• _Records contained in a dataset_

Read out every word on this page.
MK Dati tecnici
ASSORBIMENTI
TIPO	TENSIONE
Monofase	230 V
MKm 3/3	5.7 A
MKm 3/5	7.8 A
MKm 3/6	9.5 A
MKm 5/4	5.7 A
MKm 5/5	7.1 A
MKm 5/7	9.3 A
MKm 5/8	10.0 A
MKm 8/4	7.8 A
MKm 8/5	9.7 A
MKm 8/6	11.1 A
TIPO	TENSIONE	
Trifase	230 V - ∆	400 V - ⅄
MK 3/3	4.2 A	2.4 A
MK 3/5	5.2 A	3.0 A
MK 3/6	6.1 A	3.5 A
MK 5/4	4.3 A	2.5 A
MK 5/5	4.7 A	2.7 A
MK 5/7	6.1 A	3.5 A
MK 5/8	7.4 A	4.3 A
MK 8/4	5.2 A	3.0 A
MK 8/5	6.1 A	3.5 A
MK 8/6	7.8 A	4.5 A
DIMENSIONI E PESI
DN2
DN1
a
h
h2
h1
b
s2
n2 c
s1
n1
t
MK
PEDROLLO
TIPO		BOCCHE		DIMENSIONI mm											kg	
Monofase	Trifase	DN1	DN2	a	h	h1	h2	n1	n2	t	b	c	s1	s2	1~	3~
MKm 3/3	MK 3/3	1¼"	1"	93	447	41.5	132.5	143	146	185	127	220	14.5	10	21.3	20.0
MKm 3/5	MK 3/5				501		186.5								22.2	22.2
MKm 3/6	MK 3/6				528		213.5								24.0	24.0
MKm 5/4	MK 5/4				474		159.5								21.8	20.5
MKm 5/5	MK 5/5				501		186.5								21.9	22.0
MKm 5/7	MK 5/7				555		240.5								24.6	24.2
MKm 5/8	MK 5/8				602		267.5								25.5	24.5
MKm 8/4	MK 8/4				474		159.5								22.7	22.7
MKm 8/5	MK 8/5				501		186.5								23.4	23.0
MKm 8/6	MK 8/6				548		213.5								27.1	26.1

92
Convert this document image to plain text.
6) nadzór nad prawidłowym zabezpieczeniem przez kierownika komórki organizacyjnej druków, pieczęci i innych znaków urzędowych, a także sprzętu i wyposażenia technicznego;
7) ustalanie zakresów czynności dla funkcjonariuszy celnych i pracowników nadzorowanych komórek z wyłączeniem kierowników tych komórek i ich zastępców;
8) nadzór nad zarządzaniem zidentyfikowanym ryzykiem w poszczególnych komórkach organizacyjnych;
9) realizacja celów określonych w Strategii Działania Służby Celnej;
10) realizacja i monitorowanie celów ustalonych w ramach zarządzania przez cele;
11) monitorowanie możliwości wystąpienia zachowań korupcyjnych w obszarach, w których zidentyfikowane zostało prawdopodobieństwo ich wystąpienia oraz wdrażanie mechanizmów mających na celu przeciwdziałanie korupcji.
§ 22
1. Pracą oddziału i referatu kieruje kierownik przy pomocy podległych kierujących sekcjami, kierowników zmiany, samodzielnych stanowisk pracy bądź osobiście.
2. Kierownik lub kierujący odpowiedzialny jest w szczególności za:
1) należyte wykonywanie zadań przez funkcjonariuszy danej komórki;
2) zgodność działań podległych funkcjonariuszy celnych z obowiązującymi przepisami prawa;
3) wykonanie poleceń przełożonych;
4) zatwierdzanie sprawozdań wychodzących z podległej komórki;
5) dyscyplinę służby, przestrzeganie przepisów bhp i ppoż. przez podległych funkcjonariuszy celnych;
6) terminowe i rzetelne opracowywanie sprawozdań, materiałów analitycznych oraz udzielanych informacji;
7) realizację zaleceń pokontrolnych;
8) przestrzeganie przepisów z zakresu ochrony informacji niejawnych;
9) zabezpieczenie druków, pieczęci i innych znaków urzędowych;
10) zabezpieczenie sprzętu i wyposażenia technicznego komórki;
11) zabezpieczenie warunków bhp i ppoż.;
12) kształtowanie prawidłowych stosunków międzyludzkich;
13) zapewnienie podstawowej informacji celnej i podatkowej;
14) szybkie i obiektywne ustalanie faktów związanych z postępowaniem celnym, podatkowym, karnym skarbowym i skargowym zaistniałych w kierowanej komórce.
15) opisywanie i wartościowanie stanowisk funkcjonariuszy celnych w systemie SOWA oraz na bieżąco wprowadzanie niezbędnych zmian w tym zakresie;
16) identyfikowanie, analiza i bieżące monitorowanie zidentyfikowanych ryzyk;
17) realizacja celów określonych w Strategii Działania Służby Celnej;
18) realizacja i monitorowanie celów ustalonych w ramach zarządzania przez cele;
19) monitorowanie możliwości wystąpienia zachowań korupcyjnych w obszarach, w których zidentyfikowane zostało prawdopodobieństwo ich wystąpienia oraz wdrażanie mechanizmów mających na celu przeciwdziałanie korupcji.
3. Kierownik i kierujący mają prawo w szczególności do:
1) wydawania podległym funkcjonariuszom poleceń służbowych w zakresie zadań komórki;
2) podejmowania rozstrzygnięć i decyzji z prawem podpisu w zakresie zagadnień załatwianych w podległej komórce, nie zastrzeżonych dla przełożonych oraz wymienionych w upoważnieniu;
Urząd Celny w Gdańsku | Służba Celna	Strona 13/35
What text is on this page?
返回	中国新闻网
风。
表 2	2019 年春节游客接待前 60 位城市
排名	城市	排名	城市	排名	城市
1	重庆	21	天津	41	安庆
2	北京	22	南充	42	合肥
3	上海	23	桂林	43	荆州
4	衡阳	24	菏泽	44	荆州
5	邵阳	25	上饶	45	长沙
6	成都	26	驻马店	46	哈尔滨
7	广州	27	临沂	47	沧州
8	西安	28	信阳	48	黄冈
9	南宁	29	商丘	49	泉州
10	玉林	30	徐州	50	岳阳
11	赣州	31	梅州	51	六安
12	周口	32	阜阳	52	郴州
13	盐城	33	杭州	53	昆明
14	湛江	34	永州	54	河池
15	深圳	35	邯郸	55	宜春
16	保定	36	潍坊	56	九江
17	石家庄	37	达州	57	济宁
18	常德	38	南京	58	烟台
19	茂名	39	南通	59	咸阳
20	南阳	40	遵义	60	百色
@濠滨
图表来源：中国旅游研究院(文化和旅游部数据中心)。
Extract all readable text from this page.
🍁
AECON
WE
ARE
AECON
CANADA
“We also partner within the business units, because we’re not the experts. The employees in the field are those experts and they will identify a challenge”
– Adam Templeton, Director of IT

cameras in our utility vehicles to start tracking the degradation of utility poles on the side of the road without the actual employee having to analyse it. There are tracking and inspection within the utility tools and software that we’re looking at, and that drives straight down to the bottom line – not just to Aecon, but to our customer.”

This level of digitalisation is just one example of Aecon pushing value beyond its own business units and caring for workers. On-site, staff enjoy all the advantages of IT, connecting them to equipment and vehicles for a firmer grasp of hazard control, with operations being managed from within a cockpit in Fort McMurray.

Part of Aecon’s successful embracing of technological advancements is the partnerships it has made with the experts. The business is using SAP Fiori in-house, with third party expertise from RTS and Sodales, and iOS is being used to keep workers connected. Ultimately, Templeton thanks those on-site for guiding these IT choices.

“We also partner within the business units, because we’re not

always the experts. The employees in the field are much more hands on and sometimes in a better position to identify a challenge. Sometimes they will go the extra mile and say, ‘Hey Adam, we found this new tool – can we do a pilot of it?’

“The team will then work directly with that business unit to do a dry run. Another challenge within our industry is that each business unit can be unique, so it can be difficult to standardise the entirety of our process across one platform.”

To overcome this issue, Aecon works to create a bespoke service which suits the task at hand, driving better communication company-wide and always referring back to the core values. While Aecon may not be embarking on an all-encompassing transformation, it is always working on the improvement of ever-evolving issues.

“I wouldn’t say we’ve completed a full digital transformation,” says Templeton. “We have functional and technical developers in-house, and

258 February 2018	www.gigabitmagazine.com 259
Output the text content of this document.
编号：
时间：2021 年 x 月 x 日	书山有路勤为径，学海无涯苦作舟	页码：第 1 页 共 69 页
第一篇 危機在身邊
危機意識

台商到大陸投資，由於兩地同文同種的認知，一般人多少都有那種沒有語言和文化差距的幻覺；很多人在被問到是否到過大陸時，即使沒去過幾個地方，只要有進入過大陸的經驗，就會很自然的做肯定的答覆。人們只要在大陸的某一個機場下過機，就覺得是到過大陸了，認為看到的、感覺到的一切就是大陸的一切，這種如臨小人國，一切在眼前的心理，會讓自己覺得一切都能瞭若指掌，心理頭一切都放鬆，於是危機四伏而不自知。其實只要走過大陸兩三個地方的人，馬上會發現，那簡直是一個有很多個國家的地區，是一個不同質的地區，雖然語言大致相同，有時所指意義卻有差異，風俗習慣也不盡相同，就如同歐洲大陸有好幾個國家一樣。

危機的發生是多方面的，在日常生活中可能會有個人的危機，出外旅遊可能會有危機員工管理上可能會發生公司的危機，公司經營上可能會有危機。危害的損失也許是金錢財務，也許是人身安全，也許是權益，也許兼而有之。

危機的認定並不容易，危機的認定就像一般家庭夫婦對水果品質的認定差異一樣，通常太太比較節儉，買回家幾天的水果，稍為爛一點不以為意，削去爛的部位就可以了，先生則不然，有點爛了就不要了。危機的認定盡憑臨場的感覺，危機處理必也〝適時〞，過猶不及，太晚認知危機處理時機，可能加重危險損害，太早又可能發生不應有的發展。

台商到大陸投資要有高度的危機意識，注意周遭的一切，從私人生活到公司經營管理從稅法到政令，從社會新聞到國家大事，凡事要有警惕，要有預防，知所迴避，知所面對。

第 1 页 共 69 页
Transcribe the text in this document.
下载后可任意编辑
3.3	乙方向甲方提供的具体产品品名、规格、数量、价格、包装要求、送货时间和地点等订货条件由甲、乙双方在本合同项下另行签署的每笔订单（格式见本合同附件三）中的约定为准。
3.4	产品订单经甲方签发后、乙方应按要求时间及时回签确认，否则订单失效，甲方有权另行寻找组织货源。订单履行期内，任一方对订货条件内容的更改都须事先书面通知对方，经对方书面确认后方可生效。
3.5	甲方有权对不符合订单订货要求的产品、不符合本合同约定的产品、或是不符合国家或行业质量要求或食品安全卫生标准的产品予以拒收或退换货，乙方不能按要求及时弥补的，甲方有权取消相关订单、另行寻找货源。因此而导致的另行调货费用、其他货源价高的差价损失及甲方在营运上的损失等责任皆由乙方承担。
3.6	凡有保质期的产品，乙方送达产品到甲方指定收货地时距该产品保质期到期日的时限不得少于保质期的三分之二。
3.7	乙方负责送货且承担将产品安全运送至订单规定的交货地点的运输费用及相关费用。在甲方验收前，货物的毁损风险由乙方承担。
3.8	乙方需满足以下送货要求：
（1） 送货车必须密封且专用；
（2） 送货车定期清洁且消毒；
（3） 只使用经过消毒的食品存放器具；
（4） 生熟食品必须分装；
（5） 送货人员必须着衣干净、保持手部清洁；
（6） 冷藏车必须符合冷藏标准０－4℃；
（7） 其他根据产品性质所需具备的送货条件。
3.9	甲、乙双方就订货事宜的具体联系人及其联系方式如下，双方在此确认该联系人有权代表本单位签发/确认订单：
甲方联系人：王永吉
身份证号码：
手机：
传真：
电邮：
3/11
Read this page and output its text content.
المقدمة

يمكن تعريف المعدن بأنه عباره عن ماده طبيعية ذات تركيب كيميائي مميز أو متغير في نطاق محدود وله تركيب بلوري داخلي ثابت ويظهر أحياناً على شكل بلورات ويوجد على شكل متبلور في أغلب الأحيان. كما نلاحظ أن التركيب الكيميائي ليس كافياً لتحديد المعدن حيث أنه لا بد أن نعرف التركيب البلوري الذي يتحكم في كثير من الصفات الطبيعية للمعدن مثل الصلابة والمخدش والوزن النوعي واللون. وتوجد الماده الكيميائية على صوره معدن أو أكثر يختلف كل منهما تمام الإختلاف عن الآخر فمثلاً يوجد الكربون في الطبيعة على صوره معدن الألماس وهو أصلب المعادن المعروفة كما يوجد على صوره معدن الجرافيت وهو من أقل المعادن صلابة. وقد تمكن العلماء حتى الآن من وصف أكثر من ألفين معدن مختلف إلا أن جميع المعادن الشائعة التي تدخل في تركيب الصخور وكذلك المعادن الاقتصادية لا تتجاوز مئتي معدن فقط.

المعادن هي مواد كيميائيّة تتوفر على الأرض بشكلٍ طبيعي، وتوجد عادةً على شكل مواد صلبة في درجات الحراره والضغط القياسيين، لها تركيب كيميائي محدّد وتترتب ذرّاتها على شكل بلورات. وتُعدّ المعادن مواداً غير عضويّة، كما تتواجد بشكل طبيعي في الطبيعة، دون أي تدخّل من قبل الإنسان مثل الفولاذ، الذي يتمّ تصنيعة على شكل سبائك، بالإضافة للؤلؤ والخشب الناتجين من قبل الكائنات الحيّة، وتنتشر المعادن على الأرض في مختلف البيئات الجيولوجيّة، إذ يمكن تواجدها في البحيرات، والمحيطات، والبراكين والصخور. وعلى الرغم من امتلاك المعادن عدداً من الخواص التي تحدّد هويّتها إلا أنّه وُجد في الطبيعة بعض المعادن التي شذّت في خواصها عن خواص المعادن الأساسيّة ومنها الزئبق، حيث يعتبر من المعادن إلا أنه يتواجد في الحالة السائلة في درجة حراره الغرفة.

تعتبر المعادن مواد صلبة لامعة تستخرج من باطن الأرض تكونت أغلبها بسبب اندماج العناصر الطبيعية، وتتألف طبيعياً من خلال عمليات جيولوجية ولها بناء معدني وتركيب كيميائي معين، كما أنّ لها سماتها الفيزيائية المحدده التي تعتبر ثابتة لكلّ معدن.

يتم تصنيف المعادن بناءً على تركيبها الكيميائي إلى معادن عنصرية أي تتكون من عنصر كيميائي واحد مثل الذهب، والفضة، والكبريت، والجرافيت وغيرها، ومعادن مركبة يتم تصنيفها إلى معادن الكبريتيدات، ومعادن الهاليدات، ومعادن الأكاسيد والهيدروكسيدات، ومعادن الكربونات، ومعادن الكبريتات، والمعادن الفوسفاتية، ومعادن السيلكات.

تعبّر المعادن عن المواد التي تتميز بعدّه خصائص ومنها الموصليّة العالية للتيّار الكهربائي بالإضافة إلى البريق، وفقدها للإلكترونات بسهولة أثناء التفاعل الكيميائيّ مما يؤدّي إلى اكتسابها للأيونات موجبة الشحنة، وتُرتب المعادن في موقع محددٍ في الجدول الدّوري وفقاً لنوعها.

• _Objective_
Pick out each line above that includes "business" and show it.

• _Exercise answer_
“We also partner within the business units, because we’re not the experts. The employees in the field are those experts and they will identify a challenge”
This level of digitalisation is just one example of Aecon pushing value beyond its own business units and caring for workers. On-site, staff enjoy all the advantages of IT, connecting them to equipment and vehicles for a firmer grasp of hazard control, with operations being managed from within a cockpit in Fort McMurray.
Part of Aecon’s successful embracing of technological advancements is the partnerships it has made with the experts. The business is using SAP Fiori in-house, with third party expertise from RTS and Sodales, and iOS is being used to keep workers connected. Ultimately, Templeton thanks those on-site for guiding these IT choices.
“We also partner within the business units, because we’re not
“The team will then work directly with that business unit to do a dry run. Another challenge within our industry is that each business unit can be unique, so it can be difficult to standardise the entirety of our process across one platform.”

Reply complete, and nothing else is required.